* BEGIN *

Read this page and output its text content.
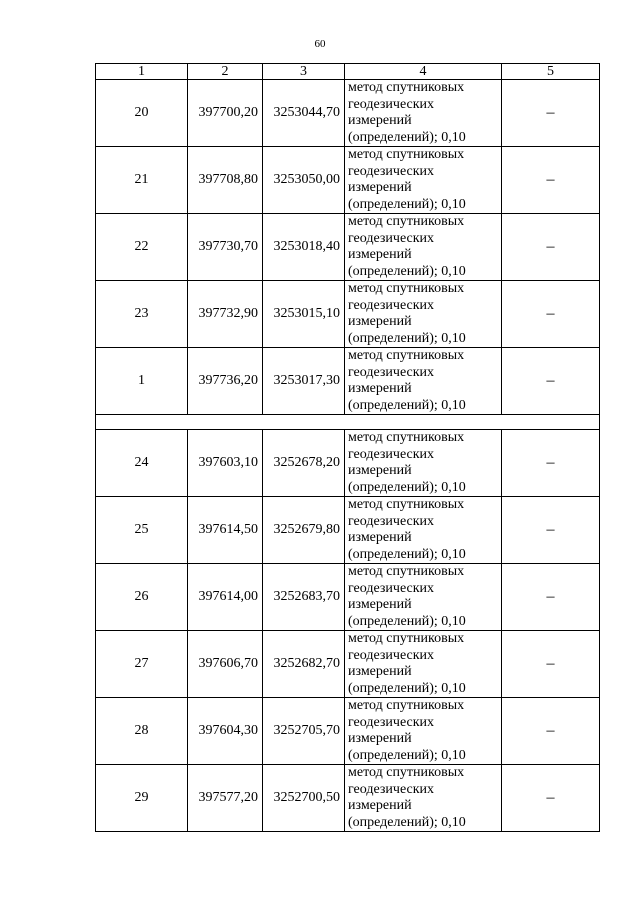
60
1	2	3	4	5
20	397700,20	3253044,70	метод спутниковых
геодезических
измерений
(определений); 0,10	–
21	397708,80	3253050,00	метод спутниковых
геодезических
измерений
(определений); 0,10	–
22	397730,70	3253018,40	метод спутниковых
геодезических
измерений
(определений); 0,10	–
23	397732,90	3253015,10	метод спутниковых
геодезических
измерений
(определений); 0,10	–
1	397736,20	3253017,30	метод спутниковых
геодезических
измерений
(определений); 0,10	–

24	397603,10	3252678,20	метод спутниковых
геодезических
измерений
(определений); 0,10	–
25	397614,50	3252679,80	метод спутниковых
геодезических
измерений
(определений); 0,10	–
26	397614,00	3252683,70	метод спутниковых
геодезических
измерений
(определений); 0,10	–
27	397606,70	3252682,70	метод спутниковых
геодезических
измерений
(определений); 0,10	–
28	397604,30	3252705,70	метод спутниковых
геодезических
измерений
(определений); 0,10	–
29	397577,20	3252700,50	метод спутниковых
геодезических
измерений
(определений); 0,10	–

* END *

WHAT NEEDS TO BE DONE.
Show all lines from the data above in which the word "спутниковых" appears.

TASK RESULT.
20	397700,20	3253044,70	метод спутниковых
21	397708,80	3253050,00	метод спутниковых
22	397730,70	3253018,40	метод спутниковых
23	397732,90	3253015,10	метод спутниковых
1	397736,20	3253017,30	метод спутниковых
24	397603,10	3252678,20	метод спутниковых
25	397614,50	3252679,80	метод спутниковых
26	397614,00	3252683,70	метод спутниковых
27	397606,70	3252682,70	метод спутниковых
28	397604,30	3252705,70	метод спутниковых
29	397577,20	3252700,50	метод спутниковых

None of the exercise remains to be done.